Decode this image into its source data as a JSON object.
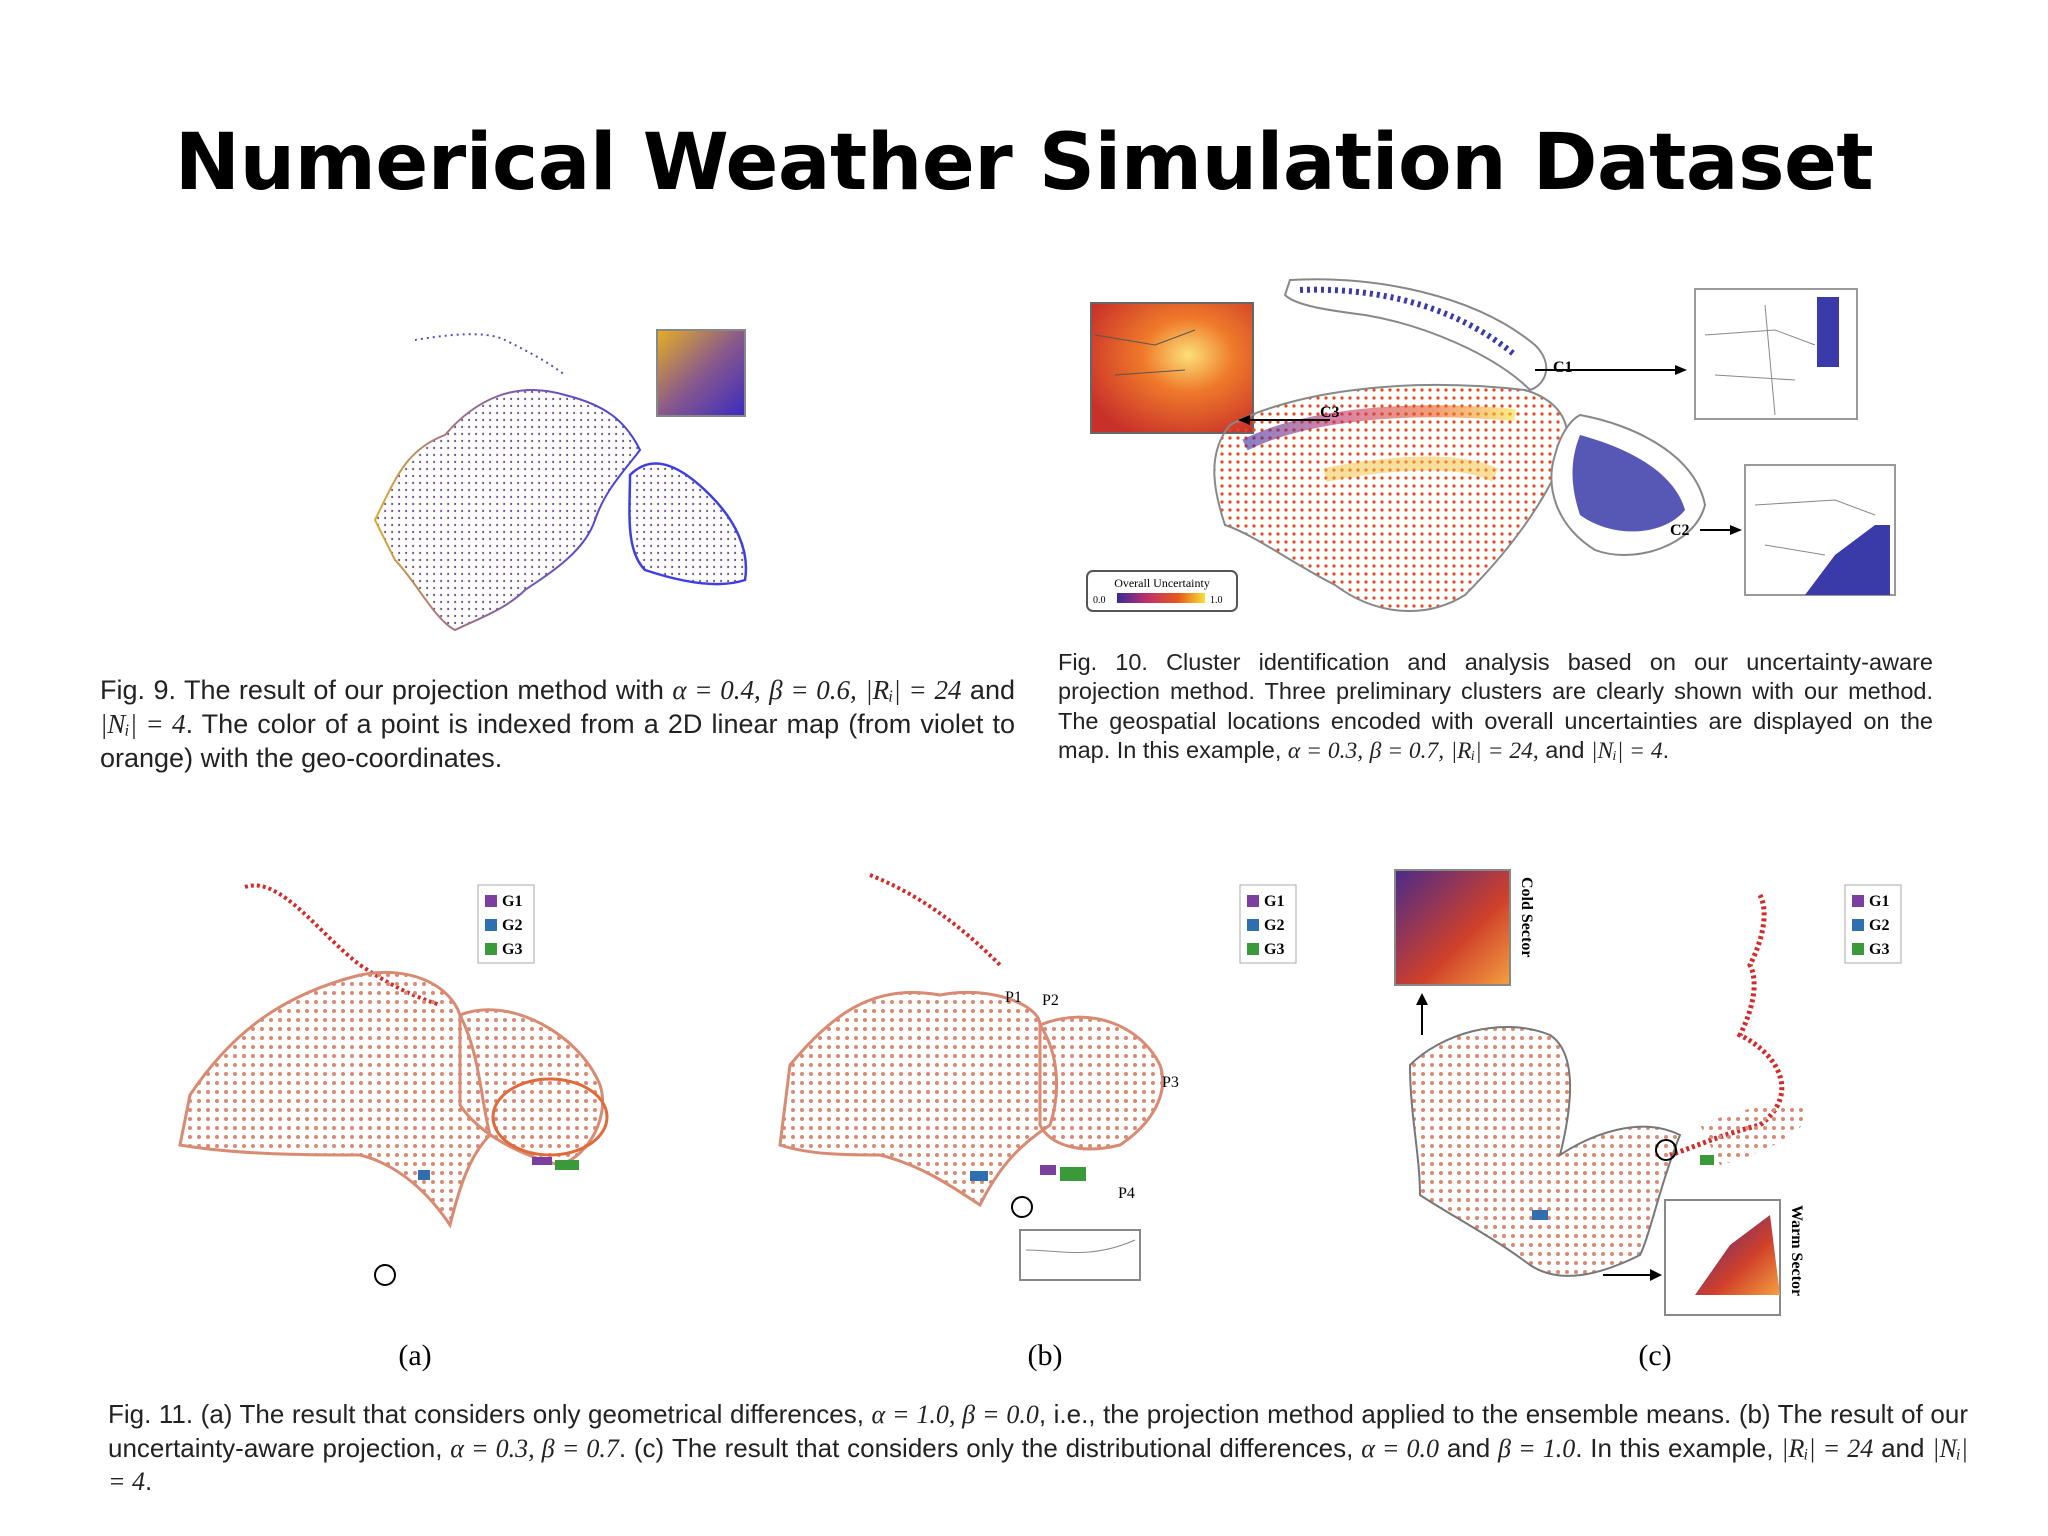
{
  "slide": {
    "title": "Numerical Weather Simulation Dataset"
  },
  "fig9": {
    "caption_parts": {
      "p1": "Fig. 9. The result of our projection method with ",
      "m1": "α = 0.4,",
      "p2": " ",
      "m2": "β = 0.6,",
      "m3": "|Rᵢ| = 24",
      "p3": " and ",
      "m4": "|Nᵢ| = 4",
      "p4": ". The color of a point is indexed from a 2D linear map (from violet to orange) with the geo-coordinates."
    }
  },
  "fig10": {
    "labels": {
      "c1": "C1",
      "c2": "C2",
      "c3": "C3"
    },
    "legend": {
      "title": "Overall Uncertainty",
      "min": "0.0",
      "max": "1.0"
    },
    "caption_parts": {
      "p1": "Fig. 10. Cluster identification and analysis based on our uncertainty-aware projection method. Three preliminary clusters are clearly shown with our method. The geospatial locations encoded with overall uncertainties are displayed on the map. In this example, ",
      "m1": "α = 0.3,",
      "p2": " ",
      "m2": "β = 0.7,",
      "m3": "|Rᵢ| = 24,",
      "p3": " and ",
      "m4": "|Nᵢ| = 4",
      "p4": "."
    }
  },
  "fig11": {
    "legend": [
      "G1",
      "G2",
      "G3"
    ],
    "legend_colors": [
      "#7b3fa0",
      "#2f6fb0",
      "#3a9a3a"
    ],
    "panel_labels": [
      "(a)",
      "(b)",
      "(c)"
    ],
    "point_labels": {
      "p1": "P1",
      "p2": "P2",
      "p3": "P3",
      "p4": "P4"
    },
    "sector_labels": {
      "cold": "Cold Sector",
      "warm": "Warm Sector"
    },
    "caption_parts": {
      "p1": "Fig. 11. (a) The result that considers only geometrical differences, ",
      "m1": "α = 1.0, β = 0.0",
      "p2": ", i.e., the projection method applied to the ensemble means. (b) The result of our uncertainty-aware projection, ",
      "m2": "α = 0.3, β = 0.7",
      "p3": ". (c) The result that considers only the distributional differences, ",
      "m3": "α = 0.0",
      "p4": " and ",
      "m4": "β = 1.0",
      "p5": ". In this example, ",
      "m5": "|Rᵢ| = 24",
      "p6": " and ",
      "m6": "|Nᵢ| = 4",
      "p7": "."
    }
  }
}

## [GOAL]
Collect the lines of the data that carry the word "with".

## [RESPONSE]
      "p1": "Fig. 9. The result of our projection method with ",
      "p4": ". The color of a point is indexed from a 2D linear map (from violet to orange) with the geo-coordinates."
      "p1": "Fig. 10. Cluster identification and analysis based on our uncertainty-aware projection method. Three preliminary clusters are clearly shown with our method. The geospatial locations encoded with overall uncertainties are displayed on the map. In this example, ",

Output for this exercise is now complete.